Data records
● ● ● ● ● ● ●

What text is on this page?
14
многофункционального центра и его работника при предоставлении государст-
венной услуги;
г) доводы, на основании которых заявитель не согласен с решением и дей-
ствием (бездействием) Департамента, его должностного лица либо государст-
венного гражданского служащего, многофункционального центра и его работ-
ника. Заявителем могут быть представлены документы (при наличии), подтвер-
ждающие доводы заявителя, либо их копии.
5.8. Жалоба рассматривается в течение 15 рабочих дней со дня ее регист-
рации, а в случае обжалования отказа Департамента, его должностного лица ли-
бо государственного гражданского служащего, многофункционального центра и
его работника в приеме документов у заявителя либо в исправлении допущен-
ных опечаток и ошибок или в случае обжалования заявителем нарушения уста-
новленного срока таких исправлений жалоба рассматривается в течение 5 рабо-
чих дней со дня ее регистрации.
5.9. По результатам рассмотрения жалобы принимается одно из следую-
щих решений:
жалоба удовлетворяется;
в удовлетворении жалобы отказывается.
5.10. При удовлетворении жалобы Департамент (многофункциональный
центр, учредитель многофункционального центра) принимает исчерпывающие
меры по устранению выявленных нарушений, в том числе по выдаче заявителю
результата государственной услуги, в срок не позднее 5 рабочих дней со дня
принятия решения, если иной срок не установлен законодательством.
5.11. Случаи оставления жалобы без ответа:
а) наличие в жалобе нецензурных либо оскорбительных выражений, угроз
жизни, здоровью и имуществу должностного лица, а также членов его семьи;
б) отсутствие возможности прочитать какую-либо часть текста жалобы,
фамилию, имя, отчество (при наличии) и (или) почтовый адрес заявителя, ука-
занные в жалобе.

● ● ● ● ● ● ●

> _WRITTEN INSTRUCTION_: Type out the whole listing above again, exactly as it stands.

> _REPLY TO THE EXERCISE_:
What text is on this page?
14
многофункционального центра и его работника при предоставлении государст-
венной услуги;
г) доводы, на основании которых заявитель не согласен с решением и дей-
ствием (бездействием) Департамента, его должностного лица либо государст-
венного гражданского служащего, многофункционального центра и его работ-
ника. Заявителем могут быть представлены документы (при наличии), подтвер-
ждающие доводы заявителя, либо их копии.
5.8. Жалоба рассматривается в течение 15 рабочих дней со дня ее регист-
рации, а в случае обжалования отказа Департамента, его должностного лица ли-
бо государственного гражданского служащего, многофункционального центра и
его работника в приеме документов у заявителя либо в исправлении допущен-
ных опечаток и ошибок или в случае обжалования заявителем нарушения уста-
новленного срока таких исправлений жалоба рассматривается в течение 5 рабо-
чих дней со дня ее регистрации.
5.9. По результатам рассмотрения жалобы принимается одно из следую-
щих решений:
жалоба удовлетворяется;
в удовлетворении жалобы отказывается.
5.10. При удовлетворении жалобы Департамент (многофункциональный
центр, учредитель многофункционального центра) принимает исчерпывающие
меры по устранению выявленных нарушений, в том числе по выдаче заявителю
результата государственной услуги, в срок не позднее 5 рабочих дней со дня
принятия решения, если иной срок не установлен законодательством.
5.11. Случаи оставления жалобы без ответа:
а) наличие в жалобе нецензурных либо оскорбительных выражений, угроз
жизни, здоровью и имуществу должностного лица, а также членов его семьи;
б) отсутствие возможности прочитать какую-либо часть текста жалобы,
фамилию, имя, отчество (при наличии) и (или) почтовый адрес заявителя, ука-
занные в жалобе.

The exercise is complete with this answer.